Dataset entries
* START *
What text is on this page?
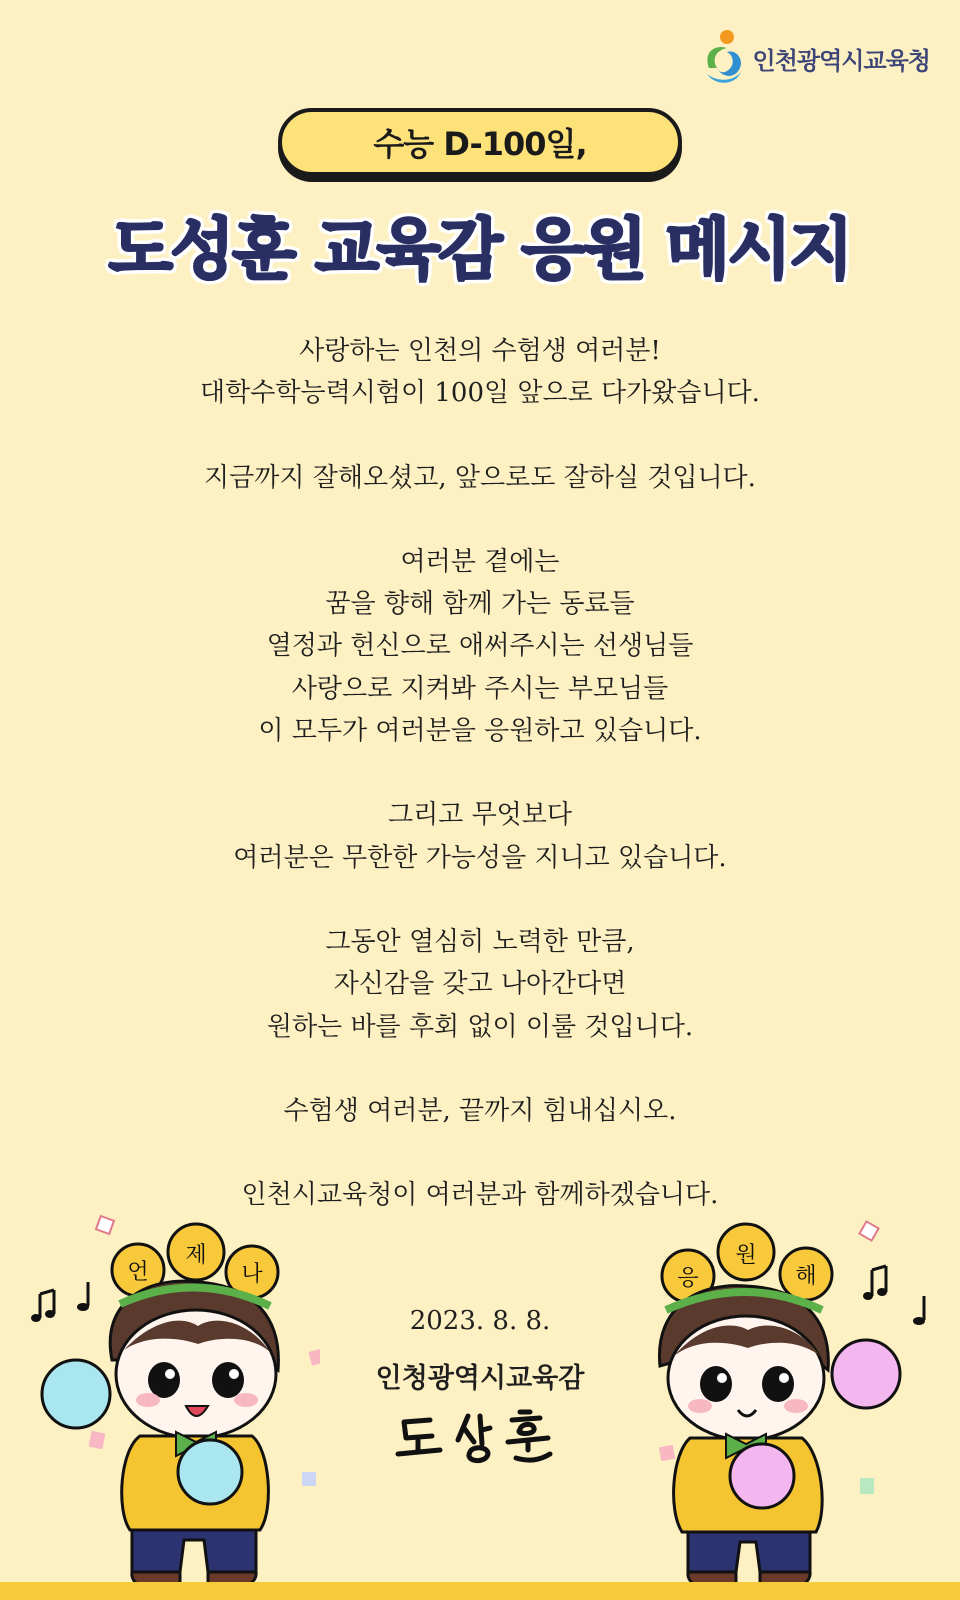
인천광역시교육청
수능 D-100일,
도성훈 교육감 응원 메시지
사랑하는 인천의 수험생 여러분!
대학수학능력시험이 100일 앞으로 다가왔습니다.
지금까지 잘해오셨고, 앞으로도 잘하실 것입니다.
여러분 곁에는
꿈을 향해 함께 가는 동료들
열정과 헌신으로 애써주시는 선생님들
사랑으로 지켜봐 주시는 부모님들
이 모두가 여러분을 응원하고 있습니다.
그리고 무엇보다
여러분은 무한한 가능성을 지니고 있습니다.
그동안 열심히 노력한 만큼,
자신감을 갖고 나아간다면
원하는 바를 후회 없이 이룰 것입니다.
수험생 여러분, 끝까지 힘내십시오.
인천시교육청이 여러분과 함께하겠습니다.
2023. 8. 8.
인청광역시교육감
언
제
나	응
원
해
* END *
--- Exercise directions ---
Go through the lines above. Select every one that has the string "것입니다".

--- Task result ---
지금까지 잘해오셨고, 앞으로도 잘하실 것입니다.
원하는 바를 후회 없이 이룰 것입니다.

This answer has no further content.